Data provided:

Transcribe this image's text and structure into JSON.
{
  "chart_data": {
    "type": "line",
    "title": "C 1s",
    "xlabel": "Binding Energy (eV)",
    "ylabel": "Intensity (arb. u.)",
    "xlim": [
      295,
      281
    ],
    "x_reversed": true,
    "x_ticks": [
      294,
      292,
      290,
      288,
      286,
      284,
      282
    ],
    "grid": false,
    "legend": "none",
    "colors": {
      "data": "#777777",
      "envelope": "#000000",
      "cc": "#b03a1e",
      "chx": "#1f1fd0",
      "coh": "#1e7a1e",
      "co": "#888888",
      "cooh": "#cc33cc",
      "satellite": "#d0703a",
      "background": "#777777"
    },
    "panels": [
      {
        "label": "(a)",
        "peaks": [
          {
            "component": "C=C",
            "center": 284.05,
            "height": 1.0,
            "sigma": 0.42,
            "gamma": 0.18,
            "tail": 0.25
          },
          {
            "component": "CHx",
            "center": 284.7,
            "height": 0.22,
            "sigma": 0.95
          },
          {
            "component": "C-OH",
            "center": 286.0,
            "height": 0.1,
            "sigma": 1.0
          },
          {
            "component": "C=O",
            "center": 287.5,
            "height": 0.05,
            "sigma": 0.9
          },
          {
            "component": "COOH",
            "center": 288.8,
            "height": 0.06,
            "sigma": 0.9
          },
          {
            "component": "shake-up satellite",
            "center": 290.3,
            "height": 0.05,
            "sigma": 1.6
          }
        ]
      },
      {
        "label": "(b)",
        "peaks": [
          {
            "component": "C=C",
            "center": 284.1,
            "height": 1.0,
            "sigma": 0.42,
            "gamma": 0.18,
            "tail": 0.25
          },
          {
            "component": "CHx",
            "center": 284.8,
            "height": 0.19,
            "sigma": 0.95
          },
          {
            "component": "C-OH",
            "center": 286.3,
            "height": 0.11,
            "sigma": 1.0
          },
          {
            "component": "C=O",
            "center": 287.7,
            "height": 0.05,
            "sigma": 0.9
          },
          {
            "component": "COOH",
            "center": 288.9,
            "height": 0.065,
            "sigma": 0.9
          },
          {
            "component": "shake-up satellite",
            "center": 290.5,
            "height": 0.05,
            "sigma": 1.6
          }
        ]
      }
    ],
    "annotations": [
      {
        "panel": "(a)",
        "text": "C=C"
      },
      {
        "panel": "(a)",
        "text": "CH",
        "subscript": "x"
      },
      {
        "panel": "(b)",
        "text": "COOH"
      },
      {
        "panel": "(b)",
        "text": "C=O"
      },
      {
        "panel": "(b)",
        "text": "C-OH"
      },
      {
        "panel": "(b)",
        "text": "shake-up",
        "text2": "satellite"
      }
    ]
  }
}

Direction: Return all of the data precisely as it appears.

Response to the task:
Transcribe this image's text and structure into JSON.
{
  "chart_data": {
    "type": "line",
    "title": "C 1s",
    "xlabel": "Binding Energy (eV)",
    "ylabel": "Intensity (arb. u.)",
    "xlim": [
      295,
      281
    ],
    "x_reversed": true,
    "x_ticks": [
      294,
      292,
      290,
      288,
      286,
      284,
      282
    ],
    "grid": false,
    "legend": "none",
    "colors": {
      "data": "#777777",
      "envelope": "#000000",
      "cc": "#b03a1e",
      "chx": "#1f1fd0",
      "coh": "#1e7a1e",
      "co": "#888888",
      "cooh": "#cc33cc",
      "satellite": "#d0703a",
      "background": "#777777"
    },
    "panels": [
      {
        "label": "(a)",
        "peaks": [
          {
            "component": "C=C",
            "center": 284.05,
            "height": 1.0,
            "sigma": 0.42,
            "gamma": 0.18,
            "tail": 0.25
          },
          {
            "component": "CHx",
            "center": 284.7,
            "height": 0.22,
            "sigma": 0.95
          },
          {
            "component": "C-OH",
            "center": 286.0,
            "height": 0.1,
            "sigma": 1.0
          },
          {
            "component": "C=O",
            "center": 287.5,
            "height": 0.05,
            "sigma": 0.9
          },
          {
            "component": "COOH",
            "center": 288.8,
            "height": 0.06,
            "sigma": 0.9
          },
          {
            "component": "shake-up satellite",
            "center": 290.3,
            "height": 0.05,
            "sigma": 1.6
          }
        ]
      },
      {
        "label": "(b)",
        "peaks": [
          {
            "component": "C=C",
            "center": 284.1,
            "height": 1.0,
            "sigma": 0.42,
            "gamma": 0.18,
            "tail": 0.25
          },
          {
            "component": "CHx",
            "center": 284.8,
            "height": 0.19,
            "sigma": 0.95
          },
          {
            "component": "C-OH",
            "center": 286.3,
            "height": 0.11,
            "sigma": 1.0
          },
          {
            "component": "C=O",
            "center": 287.7,
            "height": 0.05,
            "sigma": 0.9
          },
          {
            "component": "COOH",
            "center": 288.9,
            "height": 0.065,
            "sigma": 0.9
          },
          {
            "component": "shake-up satellite",
            "center": 290.5,
            "height": 0.05,
            "sigma": 1.6
          }
        ]
      }
    ],
    "annotations": [
      {
        "panel": "(a)",
        "text": "C=C"
      },
      {
        "panel": "(a)",
        "text": "CH",
        "subscript": "x"
      },
      {
        "panel": "(b)",
        "text": "COOH"
      },
      {
        "panel": "(b)",
        "text": "C=O"
      },
      {
        "panel": "(b)",
        "text": "C-OH"
      },
      {
        "panel": "(b)",
        "text": "shake-up",
        "text2": "satellite"
      }
    ]
  }
}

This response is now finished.